Set down all of the data that follows word for word, without the images.

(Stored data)

--------------------------------------------------

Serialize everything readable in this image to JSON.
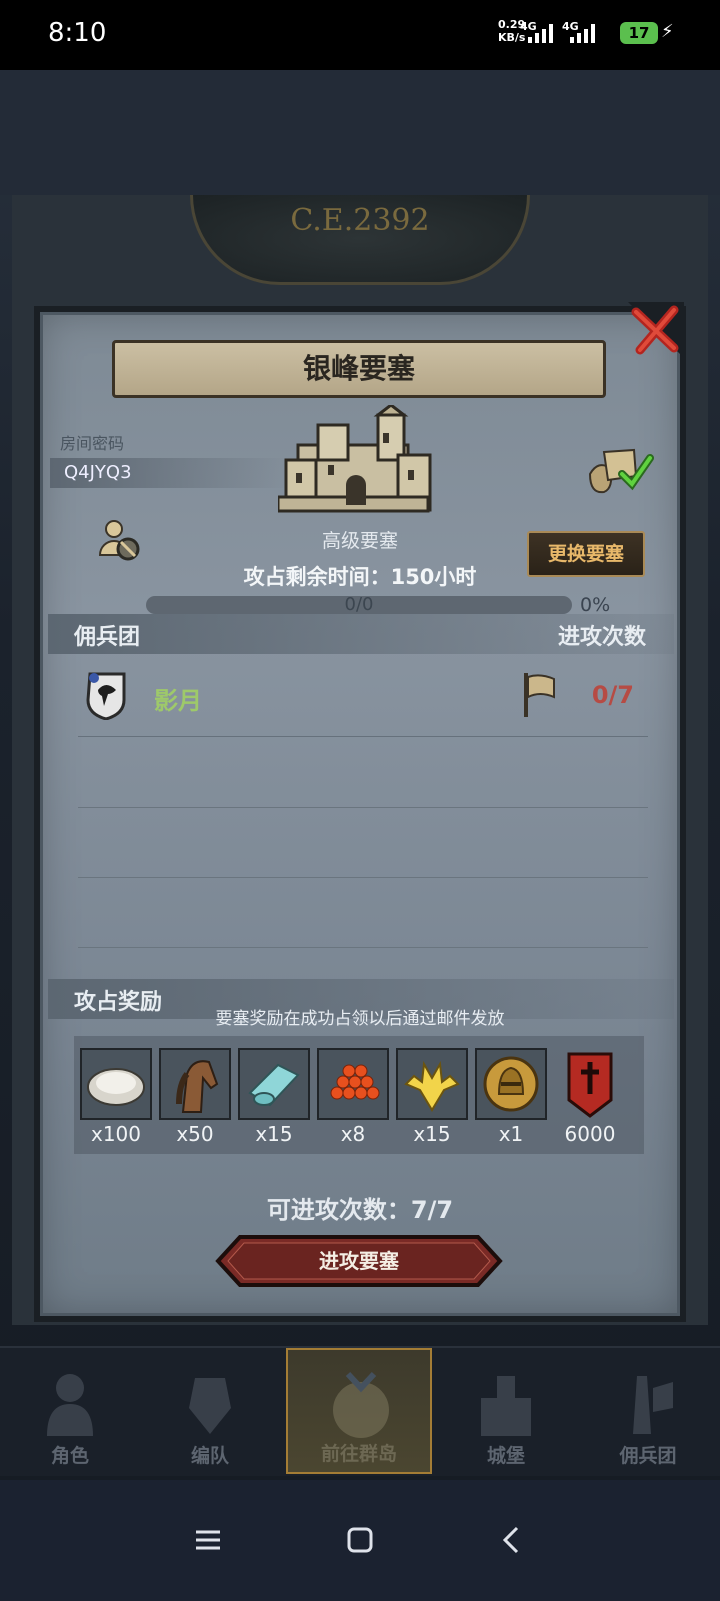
{
  "status_bar": {
    "time": "8:10",
    "net_speed": "0.29",
    "net_unit": "KB/s",
    "sim1": "4G",
    "sim2": "4G",
    "battery": "17"
  },
  "scene": {
    "era": "C.E.2392"
  },
  "dialog": {
    "title": "银峰要塞",
    "room_password_label": "房间密码",
    "room_password": "Q4JYQ3",
    "fortress_level": "高级要塞",
    "change_button": "更换要塞",
    "timer_label": "攻占剩余时间：150小时",
    "progress": {
      "text": "0/0",
      "percent_text": "0%",
      "value": 0
    },
    "mercenary_section": {
      "left": "佣兵团",
      "right": "进攻次数"
    },
    "guilds": [
      {
        "name": "影月",
        "attacks": "0/7"
      }
    ],
    "reward_section": {
      "title": "攻占奖励",
      "note": "要塞奖励在成功占领以后通过邮件发放"
    },
    "rewards": [
      {
        "icon": "oyster-icon",
        "qty": "x100"
      },
      {
        "icon": "horse-icon",
        "qty": "x50"
      },
      {
        "icon": "cloth-icon",
        "qty": "x15"
      },
      {
        "icon": "roe-icon",
        "qty": "x8"
      },
      {
        "icon": "golden-crest-icon",
        "qty": "x15"
      },
      {
        "icon": "knight-helmet-icon",
        "qty": "x1"
      },
      {
        "icon": "banner-icon",
        "qty": "6000"
      }
    ],
    "remaining_attacks": "可进攻次数：7/7",
    "attack_button": "进攻要塞"
  },
  "nav": {
    "items": [
      {
        "label": "角色",
        "active": false
      },
      {
        "label": "编队",
        "active": false
      },
      {
        "label": "前往群岛",
        "active": true
      },
      {
        "label": "城堡",
        "active": false
      },
      {
        "label": "佣兵团",
        "active": false
      }
    ]
  },
  "colors": {
    "guild_name": "#9ec96a",
    "attacks_count": "#b64b44",
    "change_button_text": "#e8b86a"
  }
}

--------------------------------------------------

ANSWER BELOW =>
Serialize everything readable in this image to JSON.
{
  "status_bar": {
    "time": "8:10",
    "net_speed": "0.29",
    "net_unit": "KB/s",
    "sim1": "4G",
    "sim2": "4G",
    "battery": "17"
  },
  "scene": {
    "era": "C.E.2392"
  },
  "dialog": {
    "title": "银峰要塞",
    "room_password_label": "房间密码",
    "room_password": "Q4JYQ3",
    "fortress_level": "高级要塞",
    "change_button": "更换要塞",
    "timer_label": "攻占剩余时间：150小时",
    "progress": {
      "text": "0/0",
      "percent_text": "0%",
      "value": 0
    },
    "mercenary_section": {
      "left": "佣兵团",
      "right": "进攻次数"
    },
    "guilds": [
      {
        "name": "影月",
        "attacks": "0/7"
      }
    ],
    "reward_section": {
      "title": "攻占奖励",
      "note": "要塞奖励在成功占领以后通过邮件发放"
    },
    "rewards": [
      {
        "icon": "oyster-icon",
        "qty": "x100"
      },
      {
        "icon": "horse-icon",
        "qty": "x50"
      },
      {
        "icon": "cloth-icon",
        "qty": "x15"
      },
      {
        "icon": "roe-icon",
        "qty": "x8"
      },
      {
        "icon": "golden-crest-icon",
        "qty": "x15"
      },
      {
        "icon": "knight-helmet-icon",
        "qty": "x1"
      },
      {
        "icon": "banner-icon",
        "qty": "6000"
      }
    ],
    "remaining_attacks": "可进攻次数：7/7",
    "attack_button": "进攻要塞"
  },
  "nav": {
    "items": [
      {
        "label": "角色",
        "active": false
      },
      {
        "label": "编队",
        "active": false
      },
      {
        "label": "前往群岛",
        "active": true
      },
      {
        "label": "城堡",
        "active": false
      },
      {
        "label": "佣兵团",
        "active": false
      }
    ]
  },
  "colors": {
    "guild_name": "#9ec96a",
    "attacks_count": "#b64b44",
    "change_button_text": "#e8b86a"
  }
}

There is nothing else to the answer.